start Extracted records
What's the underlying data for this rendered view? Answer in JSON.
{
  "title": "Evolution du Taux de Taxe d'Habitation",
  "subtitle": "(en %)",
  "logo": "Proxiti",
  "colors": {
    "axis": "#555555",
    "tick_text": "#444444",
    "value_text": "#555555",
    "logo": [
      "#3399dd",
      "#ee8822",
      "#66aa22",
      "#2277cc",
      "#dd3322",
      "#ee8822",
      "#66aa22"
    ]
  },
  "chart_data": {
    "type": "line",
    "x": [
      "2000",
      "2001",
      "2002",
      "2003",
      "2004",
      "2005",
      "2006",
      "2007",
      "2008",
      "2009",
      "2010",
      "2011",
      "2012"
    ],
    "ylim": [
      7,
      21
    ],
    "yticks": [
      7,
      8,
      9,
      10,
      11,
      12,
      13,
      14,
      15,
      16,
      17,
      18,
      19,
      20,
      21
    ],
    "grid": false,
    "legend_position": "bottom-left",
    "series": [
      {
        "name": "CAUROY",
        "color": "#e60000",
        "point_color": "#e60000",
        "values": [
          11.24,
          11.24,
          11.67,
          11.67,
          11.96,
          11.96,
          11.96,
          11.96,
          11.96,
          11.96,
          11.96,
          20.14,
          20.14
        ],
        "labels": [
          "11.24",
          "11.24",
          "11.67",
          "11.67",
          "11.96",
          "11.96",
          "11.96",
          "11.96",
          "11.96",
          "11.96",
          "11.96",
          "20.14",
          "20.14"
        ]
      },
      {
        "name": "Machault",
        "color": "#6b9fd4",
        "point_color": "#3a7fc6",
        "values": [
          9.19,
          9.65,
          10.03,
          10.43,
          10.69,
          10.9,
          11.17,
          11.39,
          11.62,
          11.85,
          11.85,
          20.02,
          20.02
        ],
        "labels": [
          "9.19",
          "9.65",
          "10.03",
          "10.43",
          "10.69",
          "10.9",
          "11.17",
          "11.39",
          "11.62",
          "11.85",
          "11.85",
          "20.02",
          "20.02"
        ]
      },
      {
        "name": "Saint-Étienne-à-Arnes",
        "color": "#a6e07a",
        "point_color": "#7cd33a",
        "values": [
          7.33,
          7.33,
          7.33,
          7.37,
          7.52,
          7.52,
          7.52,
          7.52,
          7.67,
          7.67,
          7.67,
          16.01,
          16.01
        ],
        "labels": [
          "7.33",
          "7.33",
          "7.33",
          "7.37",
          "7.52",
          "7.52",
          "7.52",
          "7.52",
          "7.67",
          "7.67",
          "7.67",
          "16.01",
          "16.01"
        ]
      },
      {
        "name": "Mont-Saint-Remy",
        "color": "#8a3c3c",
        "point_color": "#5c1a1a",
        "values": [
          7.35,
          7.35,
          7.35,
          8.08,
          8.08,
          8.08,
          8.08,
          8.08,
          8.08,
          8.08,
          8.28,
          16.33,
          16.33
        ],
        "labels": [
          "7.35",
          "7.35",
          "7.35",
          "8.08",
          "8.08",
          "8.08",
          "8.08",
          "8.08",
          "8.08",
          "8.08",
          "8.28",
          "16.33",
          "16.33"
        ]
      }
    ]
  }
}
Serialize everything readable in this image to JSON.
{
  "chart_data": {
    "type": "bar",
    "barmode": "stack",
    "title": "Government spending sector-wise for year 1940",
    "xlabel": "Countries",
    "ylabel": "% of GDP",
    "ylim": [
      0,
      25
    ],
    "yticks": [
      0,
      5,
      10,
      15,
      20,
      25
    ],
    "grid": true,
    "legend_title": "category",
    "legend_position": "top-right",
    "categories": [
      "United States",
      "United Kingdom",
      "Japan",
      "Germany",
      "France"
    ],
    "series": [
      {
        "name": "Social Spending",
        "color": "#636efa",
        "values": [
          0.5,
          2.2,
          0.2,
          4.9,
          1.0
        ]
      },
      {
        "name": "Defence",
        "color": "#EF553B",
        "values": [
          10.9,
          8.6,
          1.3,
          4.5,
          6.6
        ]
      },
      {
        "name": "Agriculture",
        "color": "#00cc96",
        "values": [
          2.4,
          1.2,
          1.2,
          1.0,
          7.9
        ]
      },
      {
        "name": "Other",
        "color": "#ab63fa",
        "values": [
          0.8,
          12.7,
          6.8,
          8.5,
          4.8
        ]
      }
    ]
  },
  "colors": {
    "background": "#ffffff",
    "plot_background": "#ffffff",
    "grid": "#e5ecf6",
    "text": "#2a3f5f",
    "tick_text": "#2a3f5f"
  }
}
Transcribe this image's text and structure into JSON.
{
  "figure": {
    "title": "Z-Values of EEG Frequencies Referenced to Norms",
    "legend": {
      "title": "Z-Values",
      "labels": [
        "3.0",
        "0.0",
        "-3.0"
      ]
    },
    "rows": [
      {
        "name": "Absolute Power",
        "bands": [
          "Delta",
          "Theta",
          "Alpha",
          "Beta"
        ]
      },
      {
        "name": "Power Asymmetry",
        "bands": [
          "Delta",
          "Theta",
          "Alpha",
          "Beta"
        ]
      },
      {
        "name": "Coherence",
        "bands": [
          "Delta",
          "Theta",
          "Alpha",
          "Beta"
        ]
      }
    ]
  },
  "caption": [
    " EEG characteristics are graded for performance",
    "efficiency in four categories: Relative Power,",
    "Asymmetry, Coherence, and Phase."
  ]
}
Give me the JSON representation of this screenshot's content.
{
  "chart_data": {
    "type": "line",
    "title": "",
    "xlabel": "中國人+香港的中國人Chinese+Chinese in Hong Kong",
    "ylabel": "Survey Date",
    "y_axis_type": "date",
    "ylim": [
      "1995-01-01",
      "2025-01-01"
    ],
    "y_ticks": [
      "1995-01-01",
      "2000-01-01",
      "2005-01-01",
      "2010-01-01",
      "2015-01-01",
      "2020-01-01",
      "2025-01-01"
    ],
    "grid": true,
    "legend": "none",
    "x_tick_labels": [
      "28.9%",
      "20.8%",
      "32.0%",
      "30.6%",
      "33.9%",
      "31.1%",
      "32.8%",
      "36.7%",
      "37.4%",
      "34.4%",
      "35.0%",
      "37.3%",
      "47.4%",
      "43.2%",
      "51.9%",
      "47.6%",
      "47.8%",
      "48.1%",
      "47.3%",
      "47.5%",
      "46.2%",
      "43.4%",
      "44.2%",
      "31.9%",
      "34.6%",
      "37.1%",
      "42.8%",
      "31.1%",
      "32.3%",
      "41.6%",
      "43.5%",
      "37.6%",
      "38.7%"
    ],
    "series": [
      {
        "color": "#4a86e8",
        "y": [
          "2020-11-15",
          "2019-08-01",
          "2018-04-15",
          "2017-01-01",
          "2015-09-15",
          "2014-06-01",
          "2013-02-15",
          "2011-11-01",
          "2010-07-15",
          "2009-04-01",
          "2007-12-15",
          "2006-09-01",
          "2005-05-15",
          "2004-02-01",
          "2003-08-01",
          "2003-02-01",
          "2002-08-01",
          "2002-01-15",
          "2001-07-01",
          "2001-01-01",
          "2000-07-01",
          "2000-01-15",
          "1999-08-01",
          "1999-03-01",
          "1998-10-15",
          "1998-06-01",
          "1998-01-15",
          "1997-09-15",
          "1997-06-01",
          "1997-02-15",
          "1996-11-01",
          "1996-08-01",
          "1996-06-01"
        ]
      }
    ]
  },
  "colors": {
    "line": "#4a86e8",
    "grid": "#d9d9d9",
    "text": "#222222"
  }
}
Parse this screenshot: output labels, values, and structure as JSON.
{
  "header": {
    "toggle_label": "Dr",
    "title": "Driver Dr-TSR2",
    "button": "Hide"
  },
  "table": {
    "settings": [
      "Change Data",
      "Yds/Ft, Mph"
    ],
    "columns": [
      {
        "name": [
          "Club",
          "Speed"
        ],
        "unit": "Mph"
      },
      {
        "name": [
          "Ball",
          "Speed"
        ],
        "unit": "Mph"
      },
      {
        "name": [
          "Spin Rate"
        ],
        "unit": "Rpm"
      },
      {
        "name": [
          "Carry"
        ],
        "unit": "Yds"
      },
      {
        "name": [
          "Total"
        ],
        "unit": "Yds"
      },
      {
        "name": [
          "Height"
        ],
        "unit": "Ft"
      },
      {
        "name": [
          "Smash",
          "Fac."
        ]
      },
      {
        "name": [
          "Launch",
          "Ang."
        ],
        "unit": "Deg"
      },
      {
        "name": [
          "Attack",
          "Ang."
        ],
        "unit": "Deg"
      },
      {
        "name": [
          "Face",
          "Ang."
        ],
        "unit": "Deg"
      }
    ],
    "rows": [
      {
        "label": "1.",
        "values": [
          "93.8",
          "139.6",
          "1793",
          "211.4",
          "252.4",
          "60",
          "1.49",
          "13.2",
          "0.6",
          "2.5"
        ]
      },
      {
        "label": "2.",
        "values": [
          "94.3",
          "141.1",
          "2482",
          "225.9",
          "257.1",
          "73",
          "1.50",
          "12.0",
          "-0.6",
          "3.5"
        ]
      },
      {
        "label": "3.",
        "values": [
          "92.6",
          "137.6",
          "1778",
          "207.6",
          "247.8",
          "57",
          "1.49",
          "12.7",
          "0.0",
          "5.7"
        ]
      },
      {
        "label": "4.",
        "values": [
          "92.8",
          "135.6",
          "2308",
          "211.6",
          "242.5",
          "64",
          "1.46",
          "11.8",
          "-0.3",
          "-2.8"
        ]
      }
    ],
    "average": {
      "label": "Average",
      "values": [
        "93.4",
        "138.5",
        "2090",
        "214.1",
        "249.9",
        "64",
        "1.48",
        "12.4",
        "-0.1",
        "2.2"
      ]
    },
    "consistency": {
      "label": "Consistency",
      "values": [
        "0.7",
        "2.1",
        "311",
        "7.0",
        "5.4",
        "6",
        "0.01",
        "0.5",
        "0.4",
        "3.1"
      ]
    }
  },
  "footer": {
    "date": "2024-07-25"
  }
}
end Extracted records
State how many lines of the data include the word "image", with nothing else.

*Exercise answer:*
2